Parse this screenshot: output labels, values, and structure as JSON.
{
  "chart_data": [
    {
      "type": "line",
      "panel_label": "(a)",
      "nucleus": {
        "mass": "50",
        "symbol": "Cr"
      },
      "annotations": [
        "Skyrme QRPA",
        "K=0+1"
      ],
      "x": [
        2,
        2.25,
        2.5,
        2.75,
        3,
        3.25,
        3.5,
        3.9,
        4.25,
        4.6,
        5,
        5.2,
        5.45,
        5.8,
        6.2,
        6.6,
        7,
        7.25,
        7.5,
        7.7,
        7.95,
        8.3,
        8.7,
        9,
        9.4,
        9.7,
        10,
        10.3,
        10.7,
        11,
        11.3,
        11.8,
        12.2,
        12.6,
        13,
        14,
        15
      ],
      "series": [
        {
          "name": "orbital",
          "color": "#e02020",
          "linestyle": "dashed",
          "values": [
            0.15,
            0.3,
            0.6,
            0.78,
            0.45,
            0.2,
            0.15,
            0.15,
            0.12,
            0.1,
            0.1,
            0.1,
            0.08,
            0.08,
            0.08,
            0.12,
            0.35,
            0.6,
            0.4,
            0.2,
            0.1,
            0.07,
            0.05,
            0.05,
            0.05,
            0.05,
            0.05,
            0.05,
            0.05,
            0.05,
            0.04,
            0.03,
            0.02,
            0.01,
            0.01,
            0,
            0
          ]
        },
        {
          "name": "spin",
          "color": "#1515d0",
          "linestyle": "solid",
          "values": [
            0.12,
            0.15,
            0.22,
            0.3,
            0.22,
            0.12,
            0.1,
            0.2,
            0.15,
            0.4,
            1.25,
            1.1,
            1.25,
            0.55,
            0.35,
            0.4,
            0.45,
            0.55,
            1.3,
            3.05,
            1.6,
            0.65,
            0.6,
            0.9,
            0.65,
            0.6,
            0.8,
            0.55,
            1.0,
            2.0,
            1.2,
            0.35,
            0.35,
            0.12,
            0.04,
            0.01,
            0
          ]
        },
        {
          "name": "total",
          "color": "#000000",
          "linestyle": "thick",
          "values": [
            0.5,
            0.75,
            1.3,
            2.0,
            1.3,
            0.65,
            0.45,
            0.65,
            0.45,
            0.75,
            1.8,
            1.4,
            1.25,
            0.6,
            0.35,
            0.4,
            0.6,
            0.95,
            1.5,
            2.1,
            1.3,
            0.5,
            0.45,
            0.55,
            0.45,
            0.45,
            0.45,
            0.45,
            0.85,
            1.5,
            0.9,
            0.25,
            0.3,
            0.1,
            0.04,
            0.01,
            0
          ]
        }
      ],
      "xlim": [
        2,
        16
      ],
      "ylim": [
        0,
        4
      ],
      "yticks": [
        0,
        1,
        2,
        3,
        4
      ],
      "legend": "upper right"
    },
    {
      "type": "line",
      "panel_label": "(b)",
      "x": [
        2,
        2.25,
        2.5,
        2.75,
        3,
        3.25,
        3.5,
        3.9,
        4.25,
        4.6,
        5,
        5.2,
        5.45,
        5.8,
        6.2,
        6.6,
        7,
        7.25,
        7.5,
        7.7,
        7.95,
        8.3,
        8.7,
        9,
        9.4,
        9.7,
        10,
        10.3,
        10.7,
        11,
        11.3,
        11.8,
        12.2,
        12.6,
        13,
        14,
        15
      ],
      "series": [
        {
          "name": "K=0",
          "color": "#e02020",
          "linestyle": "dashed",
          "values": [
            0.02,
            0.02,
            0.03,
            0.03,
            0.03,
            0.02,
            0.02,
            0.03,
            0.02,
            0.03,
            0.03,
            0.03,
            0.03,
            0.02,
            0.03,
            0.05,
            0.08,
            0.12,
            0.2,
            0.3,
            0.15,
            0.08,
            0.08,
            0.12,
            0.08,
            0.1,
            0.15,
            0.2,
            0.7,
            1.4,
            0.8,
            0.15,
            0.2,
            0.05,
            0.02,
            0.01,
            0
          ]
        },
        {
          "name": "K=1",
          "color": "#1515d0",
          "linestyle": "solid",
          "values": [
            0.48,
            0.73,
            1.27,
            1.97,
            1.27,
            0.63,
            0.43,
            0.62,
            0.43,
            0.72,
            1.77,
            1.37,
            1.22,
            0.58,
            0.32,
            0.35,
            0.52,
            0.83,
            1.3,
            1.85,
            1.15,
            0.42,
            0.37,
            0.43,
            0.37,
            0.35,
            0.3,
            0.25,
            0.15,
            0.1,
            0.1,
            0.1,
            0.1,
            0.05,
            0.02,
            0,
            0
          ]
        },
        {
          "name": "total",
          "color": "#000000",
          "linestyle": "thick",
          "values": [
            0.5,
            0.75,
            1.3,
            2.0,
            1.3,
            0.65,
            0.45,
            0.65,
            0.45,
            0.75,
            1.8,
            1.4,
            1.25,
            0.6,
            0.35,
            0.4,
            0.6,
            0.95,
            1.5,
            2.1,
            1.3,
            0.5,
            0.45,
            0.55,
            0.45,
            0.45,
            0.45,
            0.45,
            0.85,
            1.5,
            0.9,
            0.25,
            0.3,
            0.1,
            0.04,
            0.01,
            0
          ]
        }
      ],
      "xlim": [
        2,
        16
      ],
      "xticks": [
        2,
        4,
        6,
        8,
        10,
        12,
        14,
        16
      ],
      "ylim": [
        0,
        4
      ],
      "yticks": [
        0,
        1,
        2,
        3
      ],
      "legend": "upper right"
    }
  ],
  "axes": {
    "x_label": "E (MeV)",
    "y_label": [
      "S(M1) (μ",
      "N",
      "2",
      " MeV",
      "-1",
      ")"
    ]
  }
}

· · · · ·

:: Description of the task ::
Return every record above exactly as it appears.

:: Finished answer ::
Parse this screenshot: output labels, values, and structure as JSON.
{
  "chart_data": [
    {
      "type": "line",
      "panel_label": "(a)",
      "nucleus": {
        "mass": "50",
        "symbol": "Cr"
      },
      "annotations": [
        "Skyrme QRPA",
        "K=0+1"
      ],
      "x": [
        2,
        2.25,
        2.5,
        2.75,
        3,
        3.25,
        3.5,
        3.9,
        4.25,
        4.6,
        5,
        5.2,
        5.45,
        5.8,
        6.2,
        6.6,
        7,
        7.25,
        7.5,
        7.7,
        7.95,
        8.3,
        8.7,
        9,
        9.4,
        9.7,
        10,
        10.3,
        10.7,
        11,
        11.3,
        11.8,
        12.2,
        12.6,
        13,
        14,
        15
      ],
      "series": [
        {
          "name": "orbital",
          "color": "#e02020",
          "linestyle": "dashed",
          "values": [
            0.15,
            0.3,
            0.6,
            0.78,
            0.45,
            0.2,
            0.15,
            0.15,
            0.12,
            0.1,
            0.1,
            0.1,
            0.08,
            0.08,
            0.08,
            0.12,
            0.35,
            0.6,
            0.4,
            0.2,
            0.1,
            0.07,
            0.05,
            0.05,
            0.05,
            0.05,
            0.05,
            0.05,
            0.05,
            0.05,
            0.04,
            0.03,
            0.02,
            0.01,
            0.01,
            0,
            0
          ]
        },
        {
          "name": "spin",
          "color": "#1515d0",
          "linestyle": "solid",
          "values": [
            0.12,
            0.15,
            0.22,
            0.3,
            0.22,
            0.12,
            0.1,
            0.2,
            0.15,
            0.4,
            1.25,
            1.1,
            1.25,
            0.55,
            0.35,
            0.4,
            0.45,
            0.55,
            1.3,
            3.05,
            1.6,
            0.65,
            0.6,
            0.9,
            0.65,
            0.6,
            0.8,
            0.55,
            1.0,
            2.0,
            1.2,
            0.35,
            0.35,
            0.12,
            0.04,
            0.01,
            0
          ]
        },
        {
          "name": "total",
          "color": "#000000",
          "linestyle": "thick",
          "values": [
            0.5,
            0.75,
            1.3,
            2.0,
            1.3,
            0.65,
            0.45,
            0.65,
            0.45,
            0.75,
            1.8,
            1.4,
            1.25,
            0.6,
            0.35,
            0.4,
            0.6,
            0.95,
            1.5,
            2.1,
            1.3,
            0.5,
            0.45,
            0.55,
            0.45,
            0.45,
            0.45,
            0.45,
            0.85,
            1.5,
            0.9,
            0.25,
            0.3,
            0.1,
            0.04,
            0.01,
            0
          ]
        }
      ],
      "xlim": [
        2,
        16
      ],
      "ylim": [
        0,
        4
      ],
      "yticks": [
        0,
        1,
        2,
        3,
        4
      ],
      "legend": "upper right"
    },
    {
      "type": "line",
      "panel_label": "(b)",
      "x": [
        2,
        2.25,
        2.5,
        2.75,
        3,
        3.25,
        3.5,
        3.9,
        4.25,
        4.6,
        5,
        5.2,
        5.45,
        5.8,
        6.2,
        6.6,
        7,
        7.25,
        7.5,
        7.7,
        7.95,
        8.3,
        8.7,
        9,
        9.4,
        9.7,
        10,
        10.3,
        10.7,
        11,
        11.3,
        11.8,
        12.2,
        12.6,
        13,
        14,
        15
      ],
      "series": [
        {
          "name": "K=0",
          "color": "#e02020",
          "linestyle": "dashed",
          "values": [
            0.02,
            0.02,
            0.03,
            0.03,
            0.03,
            0.02,
            0.02,
            0.03,
            0.02,
            0.03,
            0.03,
            0.03,
            0.03,
            0.02,
            0.03,
            0.05,
            0.08,
            0.12,
            0.2,
            0.3,
            0.15,
            0.08,
            0.08,
            0.12,
            0.08,
            0.1,
            0.15,
            0.2,
            0.7,
            1.4,
            0.8,
            0.15,
            0.2,
            0.05,
            0.02,
            0.01,
            0
          ]
        },
        {
          "name": "K=1",
          "color": "#1515d0",
          "linestyle": "solid",
          "values": [
            0.48,
            0.73,
            1.27,
            1.97,
            1.27,
            0.63,
            0.43,
            0.62,
            0.43,
            0.72,
            1.77,
            1.37,
            1.22,
            0.58,
            0.32,
            0.35,
            0.52,
            0.83,
            1.3,
            1.85,
            1.15,
            0.42,
            0.37,
            0.43,
            0.37,
            0.35,
            0.3,
            0.25,
            0.15,
            0.1,
            0.1,
            0.1,
            0.1,
            0.05,
            0.02,
            0,
            0
          ]
        },
        {
          "name": "total",
          "color": "#000000",
          "linestyle": "thick",
          "values": [
            0.5,
            0.75,
            1.3,
            2.0,
            1.3,
            0.65,
            0.45,
            0.65,
            0.45,
            0.75,
            1.8,
            1.4,
            1.25,
            0.6,
            0.35,
            0.4,
            0.6,
            0.95,
            1.5,
            2.1,
            1.3,
            0.5,
            0.45,
            0.55,
            0.45,
            0.45,
            0.45,
            0.45,
            0.85,
            1.5,
            0.9,
            0.25,
            0.3,
            0.1,
            0.04,
            0.01,
            0
          ]
        }
      ],
      "xlim": [
        2,
        16
      ],
      "xticks": [
        2,
        4,
        6,
        8,
        10,
        12,
        14,
        16
      ],
      "ylim": [
        0,
        4
      ],
      "yticks": [
        0,
        1,
        2,
        3
      ],
      "legend": "upper right"
    }
  ],
  "axes": {
    "x_label": "E (MeV)",
    "y_label": [
      "S(M1) (μ",
      "N",
      "2",
      " MeV",
      "-1",
      ")"
    ]
  }
}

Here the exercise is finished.